▶ [EXERCISE REQUIREMENTS] Count the lines containing "JSON". Give the number alone.

Stored data entries
________
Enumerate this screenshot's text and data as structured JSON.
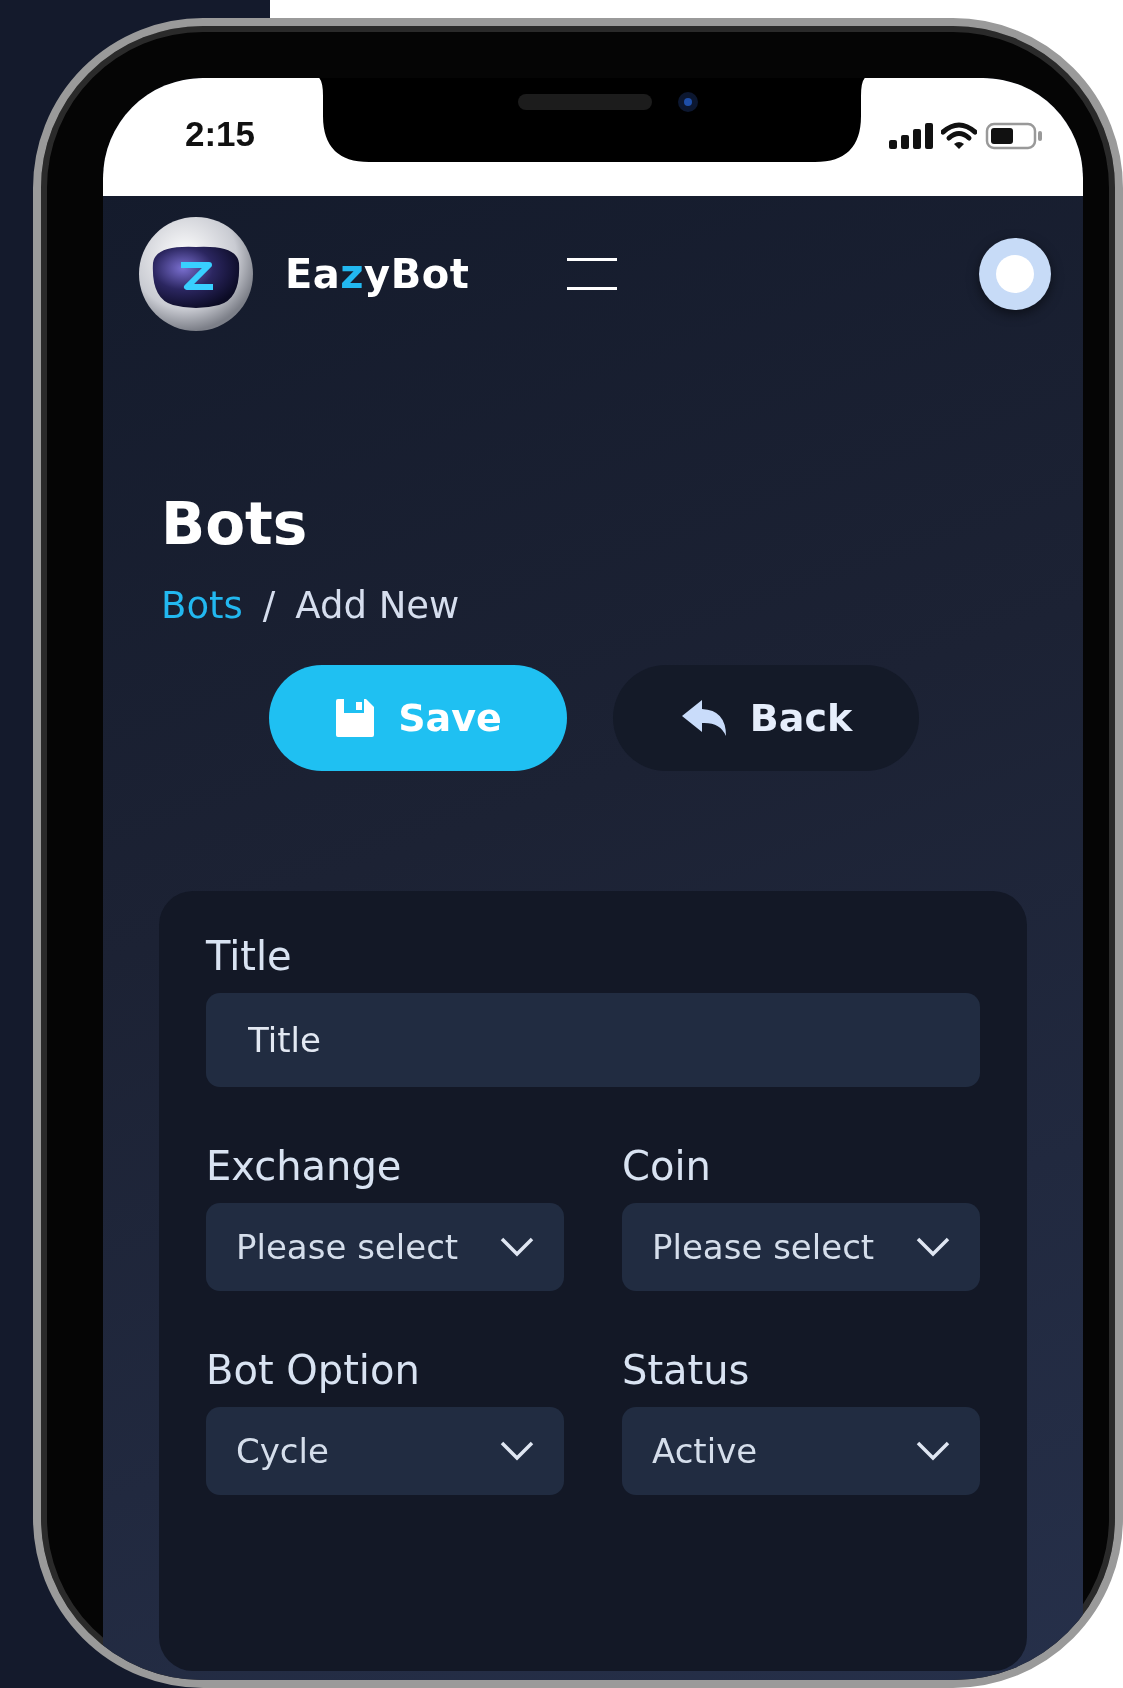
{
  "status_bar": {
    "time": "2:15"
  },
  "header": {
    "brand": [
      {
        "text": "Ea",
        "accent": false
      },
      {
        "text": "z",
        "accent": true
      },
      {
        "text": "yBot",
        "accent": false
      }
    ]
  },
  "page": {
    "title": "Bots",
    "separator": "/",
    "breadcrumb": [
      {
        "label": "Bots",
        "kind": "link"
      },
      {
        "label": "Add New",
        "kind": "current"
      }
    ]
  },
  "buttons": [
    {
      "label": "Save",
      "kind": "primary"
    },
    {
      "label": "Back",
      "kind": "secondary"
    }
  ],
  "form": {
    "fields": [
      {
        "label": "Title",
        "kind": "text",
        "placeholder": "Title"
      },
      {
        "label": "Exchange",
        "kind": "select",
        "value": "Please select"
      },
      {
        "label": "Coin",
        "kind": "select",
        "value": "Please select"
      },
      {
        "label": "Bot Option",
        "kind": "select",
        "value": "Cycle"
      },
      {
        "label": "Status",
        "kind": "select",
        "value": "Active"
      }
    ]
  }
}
________
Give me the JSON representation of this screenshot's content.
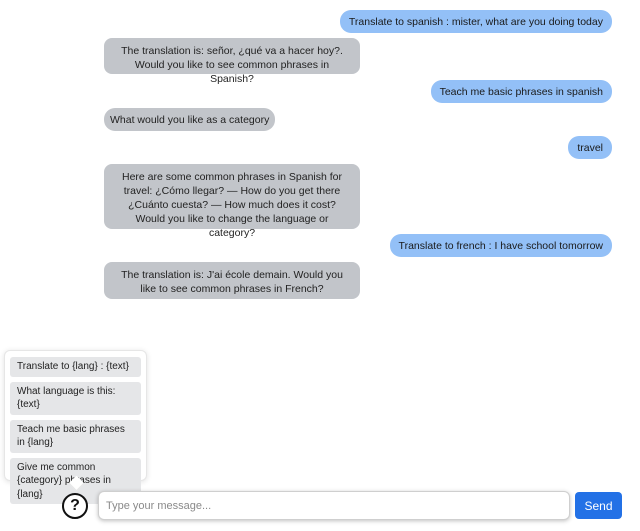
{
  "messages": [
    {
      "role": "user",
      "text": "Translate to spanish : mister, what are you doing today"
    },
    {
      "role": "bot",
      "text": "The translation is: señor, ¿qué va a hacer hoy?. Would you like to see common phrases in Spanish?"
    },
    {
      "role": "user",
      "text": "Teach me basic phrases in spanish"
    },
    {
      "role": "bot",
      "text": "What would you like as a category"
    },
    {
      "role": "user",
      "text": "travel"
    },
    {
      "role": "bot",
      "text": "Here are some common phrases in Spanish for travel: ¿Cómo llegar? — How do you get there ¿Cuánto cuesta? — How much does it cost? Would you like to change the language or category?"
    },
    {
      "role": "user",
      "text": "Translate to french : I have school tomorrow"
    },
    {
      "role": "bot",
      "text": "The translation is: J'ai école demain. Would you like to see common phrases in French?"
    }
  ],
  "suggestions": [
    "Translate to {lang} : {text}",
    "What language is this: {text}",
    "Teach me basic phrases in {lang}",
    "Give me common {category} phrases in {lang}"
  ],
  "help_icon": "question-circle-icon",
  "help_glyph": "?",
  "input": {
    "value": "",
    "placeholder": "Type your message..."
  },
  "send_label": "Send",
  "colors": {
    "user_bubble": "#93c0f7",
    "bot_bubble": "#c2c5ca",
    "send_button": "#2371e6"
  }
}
________
▶ [OUTPUT] 2